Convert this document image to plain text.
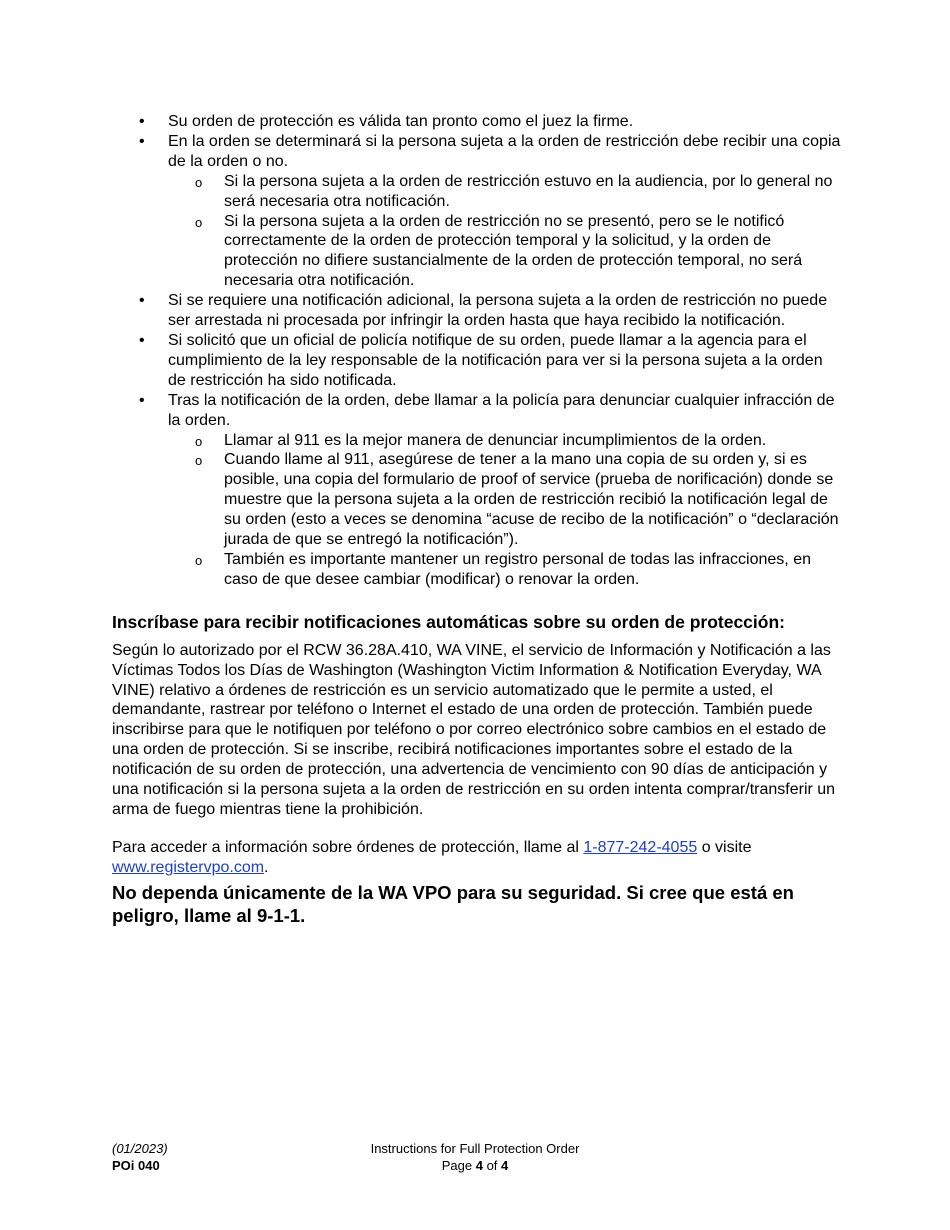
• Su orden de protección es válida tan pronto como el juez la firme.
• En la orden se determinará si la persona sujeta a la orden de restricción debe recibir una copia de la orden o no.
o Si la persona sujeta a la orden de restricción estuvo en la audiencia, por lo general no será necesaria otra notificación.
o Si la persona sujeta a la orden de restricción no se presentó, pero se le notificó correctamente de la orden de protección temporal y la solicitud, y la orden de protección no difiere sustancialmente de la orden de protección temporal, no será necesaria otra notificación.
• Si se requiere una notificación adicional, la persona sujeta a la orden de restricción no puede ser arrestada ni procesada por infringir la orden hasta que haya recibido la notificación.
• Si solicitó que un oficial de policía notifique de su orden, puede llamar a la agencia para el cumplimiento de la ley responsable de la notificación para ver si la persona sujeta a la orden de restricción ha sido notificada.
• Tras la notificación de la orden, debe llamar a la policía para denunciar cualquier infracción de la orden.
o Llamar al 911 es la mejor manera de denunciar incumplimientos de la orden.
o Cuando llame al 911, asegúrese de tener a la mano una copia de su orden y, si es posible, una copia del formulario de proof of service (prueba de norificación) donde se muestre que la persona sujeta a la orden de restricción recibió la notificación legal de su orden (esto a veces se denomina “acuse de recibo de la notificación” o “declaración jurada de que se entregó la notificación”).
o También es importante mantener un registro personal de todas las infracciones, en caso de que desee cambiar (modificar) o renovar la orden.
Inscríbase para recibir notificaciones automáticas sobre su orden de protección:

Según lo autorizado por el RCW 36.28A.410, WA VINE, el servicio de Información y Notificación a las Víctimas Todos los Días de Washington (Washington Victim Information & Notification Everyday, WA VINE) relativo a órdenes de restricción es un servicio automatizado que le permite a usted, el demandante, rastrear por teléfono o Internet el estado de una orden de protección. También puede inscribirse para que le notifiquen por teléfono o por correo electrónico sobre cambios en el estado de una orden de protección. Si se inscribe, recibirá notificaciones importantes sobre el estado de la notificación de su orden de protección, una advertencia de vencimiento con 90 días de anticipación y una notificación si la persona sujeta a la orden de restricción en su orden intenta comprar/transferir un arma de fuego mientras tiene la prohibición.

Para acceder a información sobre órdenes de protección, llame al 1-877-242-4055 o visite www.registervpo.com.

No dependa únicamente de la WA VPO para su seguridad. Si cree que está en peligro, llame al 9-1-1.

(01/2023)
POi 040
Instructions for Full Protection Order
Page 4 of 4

## Aim of the exercise
Reply with one number: the count of lines in the entries that include the word "será".

## Reply to the exercise
2